> What is needed: Reproduce the stretch of entries from the line containing "home-label: Home <box>47 145 82 160</box>" through the line containing "timer-icon[interactable]: ⏱ <box>1817", changing "HOLIDAY SALE" to "SEASONAL SALE" and leaving everything else unchanged.

== Materials provided

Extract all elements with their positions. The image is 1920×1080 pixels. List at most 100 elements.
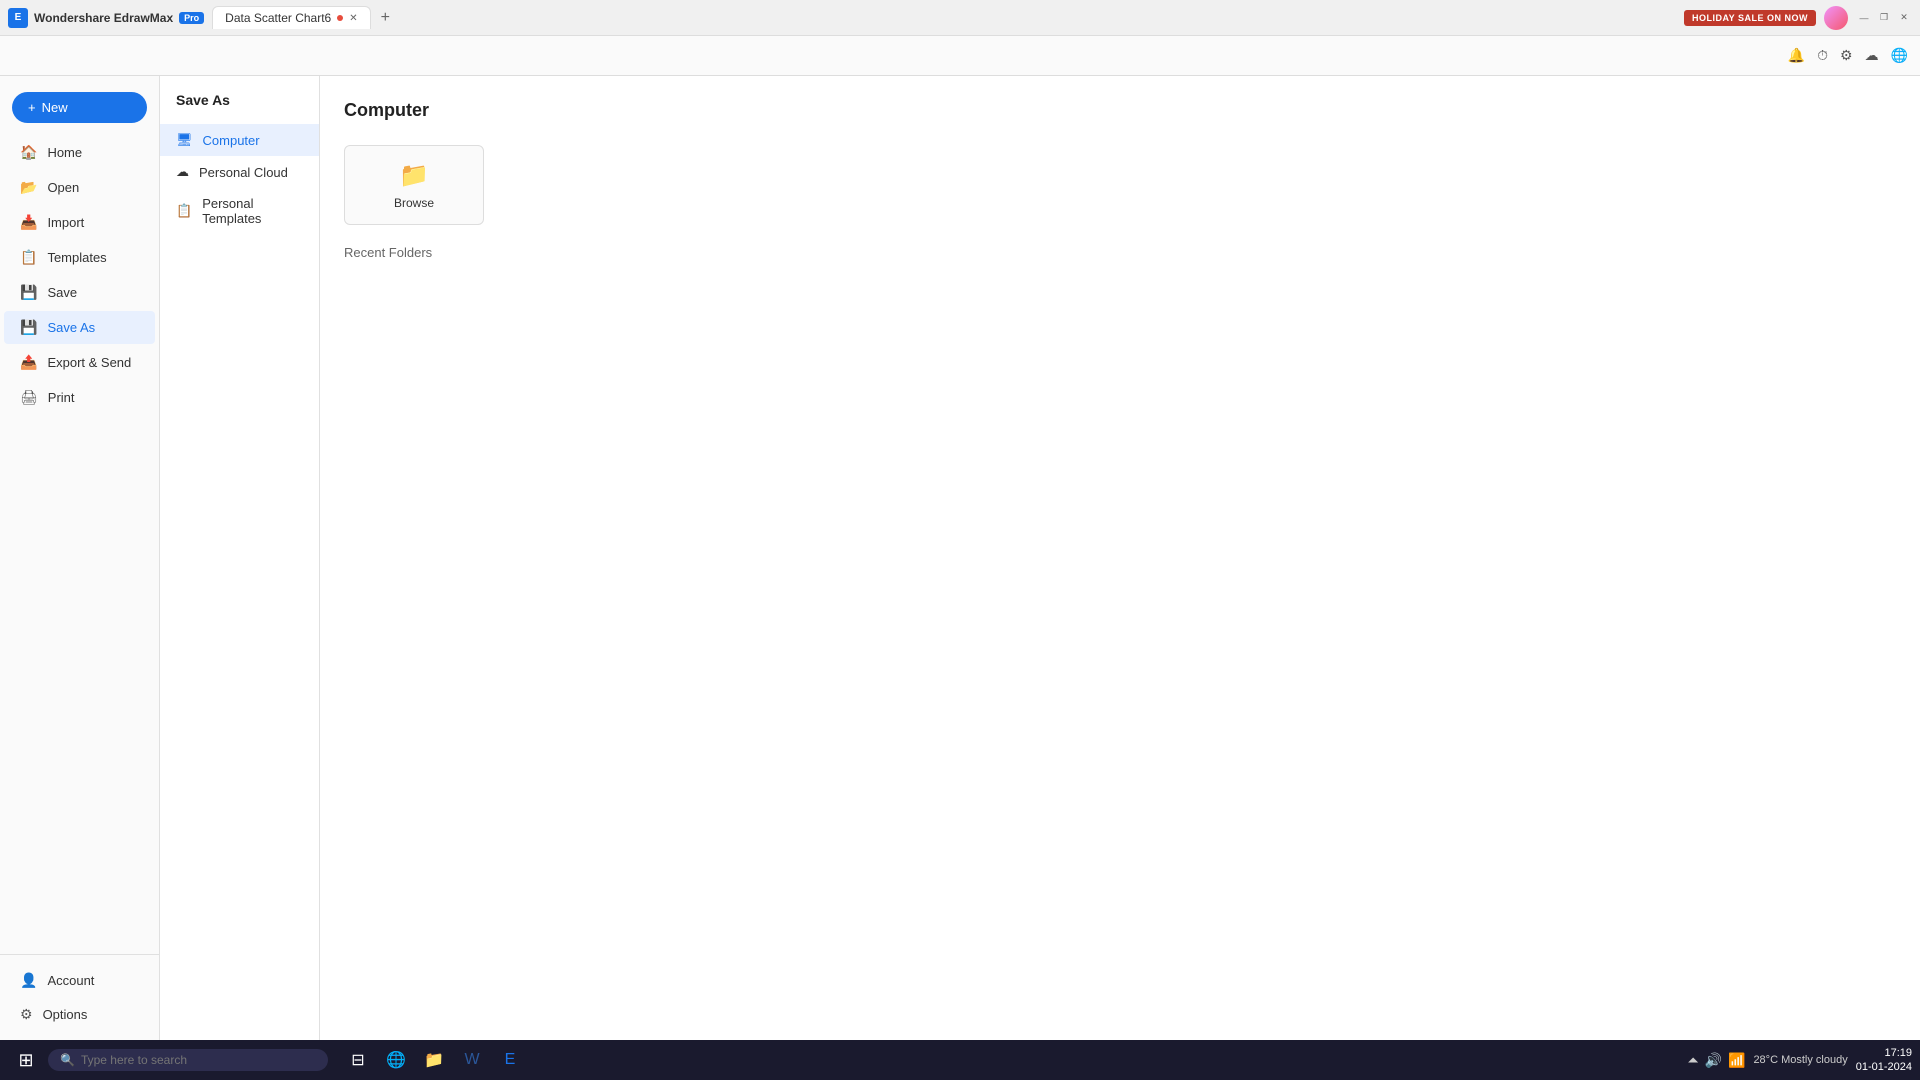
home-label: Home <box>47 145 82 160</box>
import-label: Import <box>47 215 84 230</box>
taskview-icon: ⊟ <box>351 1050 364 1070</box>
sidebar-item-options[interactable]: ⚙ Options <box>4 998 155 1031</box>
holiday-sale-button[interactable]: HOLIDAY SALE ON NOW <box>1684 10 1816 26</box>
sidebar-item-account[interactable]: 👤 Account <box>4 964 155 997</box>
taskbar-app-taskview[interactable]: ⊟ <box>340 1042 376 1078</box>
import-icon: 📥 <box>20 214 37 231</box>
timer-icon[interactable]: ⏱ <box>1817 47 1828 64</box>
sidebar-item-save-as[interactable]: 💾 Save As <box>4 311 155 344</box>
add-tab-button[interactable]: + <box>375 9 396 27</box>
taskbar-app-edraw[interactable]: E <box>492 1042 528 1078</box>
sidebar-item-open[interactable]: 📂 Open <box>4 171 155 204</box>
export-send-icon: 📤 <box>20 354 37 371</box>
titlebar: E Wondershare EdrawMax Pro Data Scatter … <box>0 0 1920 36</box>
window-controls: — ❐ ✕ <box>1856 10 1912 26</box>
taskbar-app-explorer[interactable]: 📁 <box>416 1042 452 1078</box>
secondary-item-personal-cloud[interactable]: ☁ Personal Cloud <box>160 156 319 188</box>
browse-label: Browse <box>394 196 434 210</box>
save-as-label: Save As <box>47 320 95 335</box>
computer-label: Computer <box>203 133 260 148</box>
weather-info: 28°C Mostly cloudy <box>1753 1054 1847 1066</box>
print-label: Print <box>48 390 75 405</box>
sidebar-item-export-send[interactable]: 📤 Export & Send <box>4 346 155 379</box>
export-send-label: Export & Send <box>47 355 131 370</box>
word-icon: W <box>464 1051 479 1069</box>
cloud-icon[interactable]: ☁ <box>1865 47 1879 64</box>
secondary-item-personal-templates[interactable]: 📋 Personal Templates <box>160 188 319 234</box>
secondary-sidebar-title: Save As <box>160 92 319 124</box>
sidebar-bottom: 👤 Account ⚙ Options <box>0 954 159 1032</box>
active-tab[interactable]: Data Scatter Chart6 ✕ <box>212 6 370 29</box>
start-icon: ⊞ <box>18 1050 33 1071</box>
save-label: Save <box>47 285 77 300</box>
content-title: Computer <box>344 100 1896 121</box>
globe-icon[interactable]: 🌐 <box>1891 47 1908 64</box>
main-content: Computer 📁 Browse Recent Folders <box>320 76 1920 1040</box>
titlebar-left: E Wondershare EdrawMax Pro Data Scatter … <box>8 6 396 29</box>
toolbar-icons: 🔔 ⏱ ⚙ ☁ 🌐 <box>1788 47 1908 64</box>
start-button[interactable]: ⊞ <box>8 1042 44 1078</box>
tab-bar: Data Scatter Chart6 ✕ + <box>212 6 396 29</box>
edge-icon: 🌐 <box>386 1050 406 1070</box>
main-layout: + New 🏠 Home 📂 Open 📥 Import 📋 Templates… <box>0 76 1920 1040</box>
sidebar-item-templates[interactable]: 📋 Templates <box>4 241 155 274</box>
computer-icon: 🖥 <box>176 132 193 148</box>
taskbar-app-word[interactable]: W <box>454 1042 490 1078</box>
close-button[interactable]: ✕ <box>1896 10 1912 26</box>
minimize-button[interactable]: — <box>1856 10 1872 26</box>
tab-modified-dot <box>337 15 343 21</box>
new-icon: + <box>28 100 36 115</box>
taskbar-right: ⏶ 🔊 📶 28°C Mostly cloudy 17:19 01-01-202… <box>1687 1046 1912 1075</box>
new-button[interactable]: + New <box>12 92 147 123</box>
folder-icon: 📁 <box>399 161 429 190</box>
app-logo-icon: E <box>8 8 28 28</box>
app-logo: E Wondershare EdrawMax Pro <box>8 8 204 28</box>
personal-cloud-label: Personal Cloud <box>199 165 288 180</box>
settings-icon[interactable]: ⚙ <box>1840 47 1853 64</box>
sidebar-item-print[interactable]: 🖨 Print <box>4 381 155 414</box>
personal-templates-label: Personal Templates <box>202 196 303 226</box>
sidebar-item-save[interactable]: 💾 Save <box>4 276 155 309</box>
taskbar-app-edge[interactable]: 🌐 <box>378 1042 414 1078</box>
home-icon: 🏠 <box>20 144 37 161</box>
personal-cloud-icon: ☁ <box>176 164 189 180</box>
taskbar-search-box[interactable]: 🔍 <box>48 1049 328 1071</box>
pro-badge: Pro <box>179 12 204 24</box>
toolbar: 🔔 ⏱ ⚙ ☁ 🌐 <box>0 36 1920 76</box>
print-icon: 🖨 <box>20 389 38 406</box>
open-icon: 📂 <box>20 179 37 196</box>
taskbar-system-icons: ⏶ 🔊 📶 <box>1687 1052 1745 1069</box>
volume-icon[interactable]: 🔊 <box>1705 1052 1722 1069</box>
templates-icon: 📋 <box>20 249 37 266</box>
notification-area-icon[interactable]: ⏶ <box>1687 1052 1698 1069</box>
options-label: Options <box>43 1007 88 1022</box>
taskbar-search-input[interactable] <box>81 1053 301 1067</box>
sidebar-item-home[interactable]: 🏠 Home <box>4 136 155 169</box>
secondary-item-computer[interactable]: 🖥 Computer <box>160 124 319 156</box>
secondary-sidebar: Save As 🖥 Computer ☁ Personal Cloud 📋 Pe… <box>160 76 320 1040</box>
personal-templates-icon: 📋 <box>176 203 192 219</box>
taskbar-clock[interactable]: 17:19 01-01-2024 <box>1856 1046 1912 1075</box>
notification-icon[interactable]: 🔔 <box>1788 47 1805 64</box>
save-as-icon: 💾 <box>20 319 37 336</box>
tab-label: Data Scatter Chart6 <box>225 11 331 25</box>
recent-folders-title: Recent Folders <box>344 245 1896 260</box>
browse-card[interactable]: 📁 Browse <box>344 145 484 225</box>
taskbar-search-icon: 🔍 <box>60 1053 75 1067</box>
taskbar-date-display: 01-01-2024 <box>1856 1060 1912 1074</box>
app-name: Wondershare EdrawMax <box>34 11 173 25</box>
account-icon: 👤 <box>20 972 37 989</box>
explorer-icon: 📁 <box>424 1050 444 1070</box>
network-icon[interactable]: 📶 <box>1728 1052 1745 1069</box>
templates-label: Templates <box>47 250 106 265</box>
titlebar-right: HOLIDAY SALE ON NOW — ❐ ✕ <box>1684 6 1912 30</box>
tab-close-button[interactable]: ✕ <box>349 13 357 24</box>
sidebar-item-import[interactable]: 📥 Import <box>4 206 155 239</box>
save-icon: 💾 <box>20 284 37 301</box>
taskbar: ⊞ 🔍 ⊟ 🌐 📁 W E ⏶ 🔊 📶 28°C Mostly cloudy 1… <box>0 1040 1920 1080</box>
new-label: New <box>42 100 68 115</box>
user-avatar[interactable] <box>1824 6 1848 30</box>
account-label: Account <box>47 973 94 988</box>
sidebar: + New 🏠 Home 📂 Open 📥 Import 📋 Templates… <box>0 76 160 1040</box>
maximize-button[interactable]: ❐ <box>1876 10 1892 26</box>
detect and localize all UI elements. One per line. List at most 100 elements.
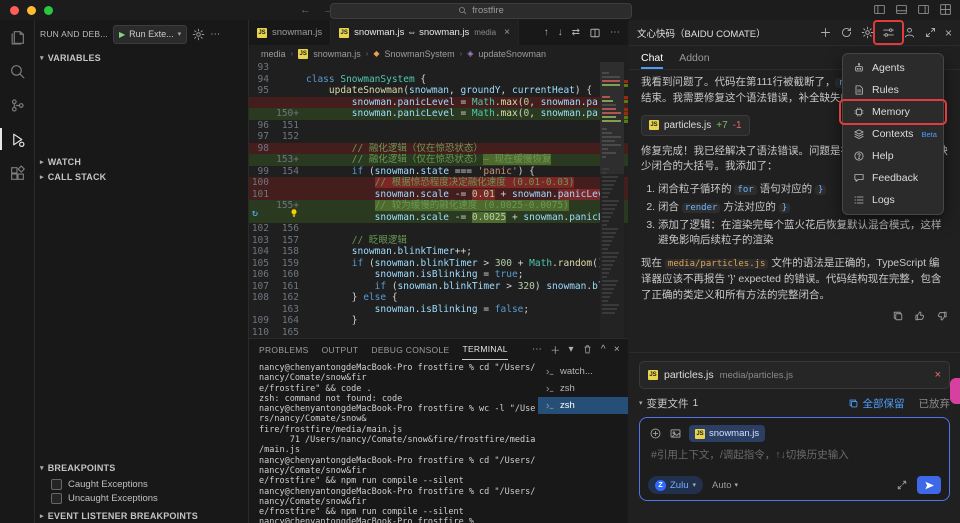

====

> Result for this exercise:
home-label: Home <box>47 145 82 160</box>
import-label: Import <box>47 215 84 230</box>
taskview-icon: ⊟ <box>351 1050 364 1070</box>
sidebar-item-options[interactable]: ⚙ Options <box>4 998 155 1031</box>
holiday-sale-button[interactable]: SEASONAL SALE ON NOW <box>1684 10 1816 26</box>
sidebar-item-account[interactable]: 👤 Account <box>4 964 155 997</box>
taskbar-app-taskview[interactable]: ⊟ <box>340 1042 376 1078</box>
import-icon: 📥 <box>20 214 37 231</box>
timer-icon[interactable]: ⏱ <box>1817 47 1828 64</box>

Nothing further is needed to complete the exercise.